Memórias

Tenho a impressão de que minha memória para fatos passados – qualquer momento do passado – é bem pior do que a dos outros. Enquanto meu marido se lembra de vários detalhes de viagens, encontros, lugares, etc., dificilmente eu consigo me lembrar. Antes, achava que era normal não me lembrar de fatos da infância, da escola elementar, pelo fato de que ainda era jovem e que a memória de tempos mais antigos melhoraria com a idade. Agora não tenho tanta certeza. Amigos de mesma idade relatam momentos do passado com muita naturalidade e riqueza de detalhes, enquanto que eu mal me lembro dos professores e de meia dúzia de colegas. Por que será? Seria falta de exercício da memória?

(Entradas de elementos de layout)
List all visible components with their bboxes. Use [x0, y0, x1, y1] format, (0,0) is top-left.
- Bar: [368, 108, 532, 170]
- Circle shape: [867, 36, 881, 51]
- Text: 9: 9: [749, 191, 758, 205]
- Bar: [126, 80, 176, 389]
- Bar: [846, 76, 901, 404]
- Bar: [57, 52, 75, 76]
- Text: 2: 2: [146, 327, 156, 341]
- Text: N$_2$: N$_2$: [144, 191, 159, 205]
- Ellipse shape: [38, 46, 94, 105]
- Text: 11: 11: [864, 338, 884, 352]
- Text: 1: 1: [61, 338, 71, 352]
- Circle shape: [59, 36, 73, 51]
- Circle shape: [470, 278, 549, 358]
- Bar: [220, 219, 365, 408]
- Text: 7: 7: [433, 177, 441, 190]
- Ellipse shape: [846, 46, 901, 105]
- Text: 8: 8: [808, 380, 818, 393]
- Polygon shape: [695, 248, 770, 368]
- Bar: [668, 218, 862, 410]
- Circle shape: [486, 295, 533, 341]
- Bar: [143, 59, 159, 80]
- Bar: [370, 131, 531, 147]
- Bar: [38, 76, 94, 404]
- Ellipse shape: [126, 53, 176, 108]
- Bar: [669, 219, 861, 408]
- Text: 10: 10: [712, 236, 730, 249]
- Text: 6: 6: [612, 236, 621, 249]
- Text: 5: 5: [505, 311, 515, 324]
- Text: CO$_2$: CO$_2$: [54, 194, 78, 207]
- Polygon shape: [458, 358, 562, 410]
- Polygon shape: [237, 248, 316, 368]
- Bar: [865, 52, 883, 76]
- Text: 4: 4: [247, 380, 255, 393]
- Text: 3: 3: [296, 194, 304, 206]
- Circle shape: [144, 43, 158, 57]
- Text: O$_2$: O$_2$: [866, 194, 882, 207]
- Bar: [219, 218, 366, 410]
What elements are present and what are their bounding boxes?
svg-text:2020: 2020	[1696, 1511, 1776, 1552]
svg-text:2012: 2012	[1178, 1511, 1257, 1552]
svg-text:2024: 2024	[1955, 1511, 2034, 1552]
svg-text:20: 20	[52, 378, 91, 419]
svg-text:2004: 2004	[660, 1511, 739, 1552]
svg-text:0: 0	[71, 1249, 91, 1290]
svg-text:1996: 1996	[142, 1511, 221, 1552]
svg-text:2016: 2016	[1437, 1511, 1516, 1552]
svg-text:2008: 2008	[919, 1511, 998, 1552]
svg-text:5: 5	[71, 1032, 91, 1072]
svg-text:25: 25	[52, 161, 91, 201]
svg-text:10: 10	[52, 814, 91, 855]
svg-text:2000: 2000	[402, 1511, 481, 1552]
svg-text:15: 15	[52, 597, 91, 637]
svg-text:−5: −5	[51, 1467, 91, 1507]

---

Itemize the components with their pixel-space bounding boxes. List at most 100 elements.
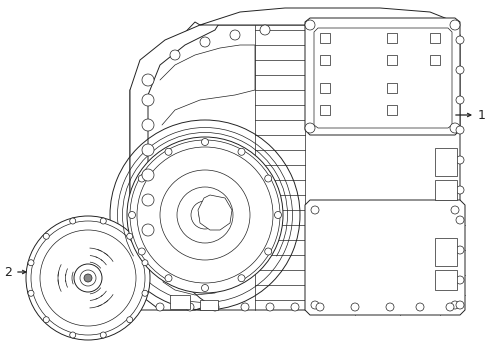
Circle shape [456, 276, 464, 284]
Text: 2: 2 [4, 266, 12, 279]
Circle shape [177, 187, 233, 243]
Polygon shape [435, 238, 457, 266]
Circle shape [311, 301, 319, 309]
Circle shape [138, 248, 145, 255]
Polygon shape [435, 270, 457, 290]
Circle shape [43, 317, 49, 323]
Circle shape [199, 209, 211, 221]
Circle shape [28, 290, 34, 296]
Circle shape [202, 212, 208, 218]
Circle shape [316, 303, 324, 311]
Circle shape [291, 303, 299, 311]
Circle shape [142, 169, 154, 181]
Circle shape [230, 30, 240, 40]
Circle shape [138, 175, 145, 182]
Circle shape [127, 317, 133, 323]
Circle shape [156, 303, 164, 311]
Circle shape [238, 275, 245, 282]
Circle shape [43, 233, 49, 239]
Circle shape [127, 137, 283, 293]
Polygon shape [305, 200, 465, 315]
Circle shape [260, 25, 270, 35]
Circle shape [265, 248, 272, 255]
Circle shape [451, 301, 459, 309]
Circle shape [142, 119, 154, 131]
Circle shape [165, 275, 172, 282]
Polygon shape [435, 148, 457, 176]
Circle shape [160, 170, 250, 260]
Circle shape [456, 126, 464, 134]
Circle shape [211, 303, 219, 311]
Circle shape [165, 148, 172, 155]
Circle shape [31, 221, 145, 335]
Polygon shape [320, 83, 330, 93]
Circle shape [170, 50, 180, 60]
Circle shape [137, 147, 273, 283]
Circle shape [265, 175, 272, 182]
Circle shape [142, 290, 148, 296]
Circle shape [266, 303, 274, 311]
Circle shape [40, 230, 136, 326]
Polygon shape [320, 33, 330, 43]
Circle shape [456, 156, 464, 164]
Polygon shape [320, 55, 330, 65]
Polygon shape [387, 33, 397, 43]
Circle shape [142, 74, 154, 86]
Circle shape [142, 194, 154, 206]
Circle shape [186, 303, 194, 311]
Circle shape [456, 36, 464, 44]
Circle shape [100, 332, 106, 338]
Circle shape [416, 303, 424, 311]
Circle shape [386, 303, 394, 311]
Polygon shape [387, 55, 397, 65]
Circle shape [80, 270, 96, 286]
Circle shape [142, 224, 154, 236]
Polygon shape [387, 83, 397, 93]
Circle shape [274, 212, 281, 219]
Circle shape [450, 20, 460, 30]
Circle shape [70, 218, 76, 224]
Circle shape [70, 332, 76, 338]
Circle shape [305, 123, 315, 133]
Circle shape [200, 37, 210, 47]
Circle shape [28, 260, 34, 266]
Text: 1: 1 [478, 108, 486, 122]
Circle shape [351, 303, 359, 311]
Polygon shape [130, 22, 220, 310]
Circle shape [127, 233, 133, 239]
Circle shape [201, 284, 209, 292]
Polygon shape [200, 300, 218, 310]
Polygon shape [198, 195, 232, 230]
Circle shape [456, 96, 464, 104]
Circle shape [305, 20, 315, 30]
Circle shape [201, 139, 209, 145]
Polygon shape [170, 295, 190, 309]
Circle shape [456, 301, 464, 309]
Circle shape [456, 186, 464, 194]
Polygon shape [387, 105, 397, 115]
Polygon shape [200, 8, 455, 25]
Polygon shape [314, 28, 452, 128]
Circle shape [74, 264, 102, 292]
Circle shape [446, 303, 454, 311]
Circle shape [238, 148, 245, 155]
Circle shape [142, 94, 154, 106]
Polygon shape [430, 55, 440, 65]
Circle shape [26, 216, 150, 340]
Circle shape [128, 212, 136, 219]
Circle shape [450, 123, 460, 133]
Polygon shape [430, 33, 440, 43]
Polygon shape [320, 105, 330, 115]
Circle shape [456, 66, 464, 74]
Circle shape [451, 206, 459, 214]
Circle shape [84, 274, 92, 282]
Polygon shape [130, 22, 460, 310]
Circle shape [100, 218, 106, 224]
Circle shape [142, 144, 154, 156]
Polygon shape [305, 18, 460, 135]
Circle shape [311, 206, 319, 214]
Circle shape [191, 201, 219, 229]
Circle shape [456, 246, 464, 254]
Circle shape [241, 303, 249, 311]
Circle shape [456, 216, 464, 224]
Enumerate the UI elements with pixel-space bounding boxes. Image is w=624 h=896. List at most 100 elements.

▶ TAREFAS A FAZER:
• 1. Redigite, sem nenhuma alteração, as linhas do primeiro bloco de registros que vão da linha que contém "List all visible" até a linha que contém "- Circle shape: [144, 43, 158, 57]", incluindo as duas.
• 2. Dê continuidade ao texto sobre a memória do passado, começando logo após a última frase apresentada.

▶ TAREFAS RESOLVIDAS:
• 1.
List all visible components with their bboxes. Use [x0, y0, x1, y1] format, (0,0) is top-left.
- Bar: [368, 108, 532, 170]
- Circle shape: [867, 36, 881, 51]
- Text: 9: 9: [749, 191, 758, 205]
- Bar: [126, 80, 176, 389]
- Bar: [846, 76, 901, 404]
- Bar: [57, 52, 75, 76]
- Text: 2: 2: [146, 327, 156, 341]
- Text: N$_2$: N$_2$: [144, 191, 159, 205]
- Ellipse shape: [38, 46, 94, 105]
- Text: 11: 11: [864, 338, 884, 352]
- Text: 1: 1: [61, 338, 71, 352]
- Circle shape: [59, 36, 73, 51]
- Circle shape: [470, 278, 549, 358]
- Bar: [220, 219, 365, 408]
- Text: 7: 7: [433, 177, 441, 190]
- Ellipse shape: [846, 46, 901, 105]
- Text: 8: 8: [808, 380, 818, 393]
- Polygon shape: [695, 248, 770, 368]
- Bar: [668, 218, 862, 410]
- Circle shape: [486, 295, 533, 341]
- Bar: [143, 59, 159, 80]
- Bar: [370, 131, 531, 147]
- Bar: [38, 76, 94, 404]
- Ellipse shape: [126, 53, 176, 108]
- Bar: [669, 219, 861, 408]
- Text: 10: 10: [712, 236, 730, 249]
- Text: 6: 6: [612, 236, 621, 249]
- Text: 5: 5: [505, 311, 515, 324]
- Text: CO$_2$: CO$_2$: [54, 194, 78, 207]
- Polygon shape: [458, 358, 562, 410]
- Polygon shape: [237, 248, 316, 368]
- Bar: [865, 52, 883, 76]
- Text: 4: 4: [247, 380, 255, 393]
- Text: 3: 3: [296, 194, 304, 206]
- Circle shape: [144, 43, 158, 57]

• 2.
Saí de casa e da minha cidade natal ainda com 17 anos e, como nunca mais voltei para ficar, agastei-me de todos que pudessem me remeter ao passado “social”. Tive uma infância que pode ser considerada normal, embora marcada pela perda de meu pai aos 6 anos (ele, aos 60), e sendo eu sua oitava e última filha. Certamente não é usual, hoje em dia, ter sete irmãos de mesmos pais. Mas deve ter sido bem divertido! Tenho algumas memórias, claro, mas gostaria de ter muito mais. Dá pra imaginar uma rotina, num casarão, até os meus oito anos, rodeada de irmãos mais velhos, seus amigos, nossos primos, vivendo numa cidade pequena, sem opções de entretenimento?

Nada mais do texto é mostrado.